--- GIVEN DATA ---
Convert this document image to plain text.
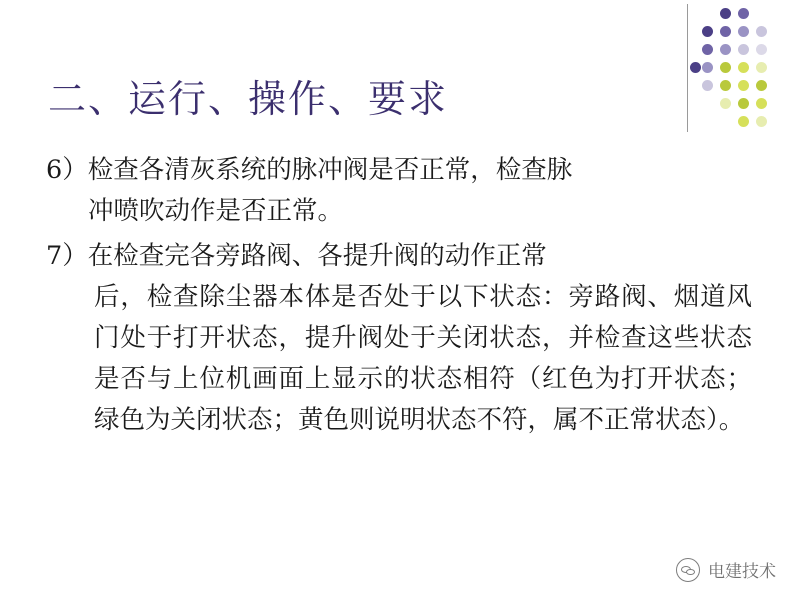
二、运行、操作、要求
6）检查各清灰系统的脉冲阀是否正常，检查脉
冲喷吹动作是否正常。
7）在检查完各旁路阀、各提升阀的动作正常
后，检查除尘器本体是否处于以下状态：旁路阀、烟道风门处于打开状态，提升阀处于关闭状态，并检查这些状态是否与上位机画面上显示的状态相符（红色为打开状态；绿色为关闭状态；黄色则说明状态不符，属不正常状态）。
电建技术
---
■ **WHAT TO PRODUCE**
Write the entries above out in full, exactly, with no images.

■ **FULL ANSWER**
Convert this document image to plain text.
二、运行、操作、要求
6）检查各清灰系统的脉冲阀是否正常，检查脉
冲喷吹动作是否正常。
7）在检查完各旁路阀、各提升阀的动作正常
后，检查除尘器本体是否处于以下状态：旁路阀、烟道风门处于打开状态，提升阀处于关闭状态，并检查这些状态是否与上位机画面上显示的状态相符（红色为打开状态；绿色为关闭状态；黄色则说明状态不符，属不正常状态）。
电建技术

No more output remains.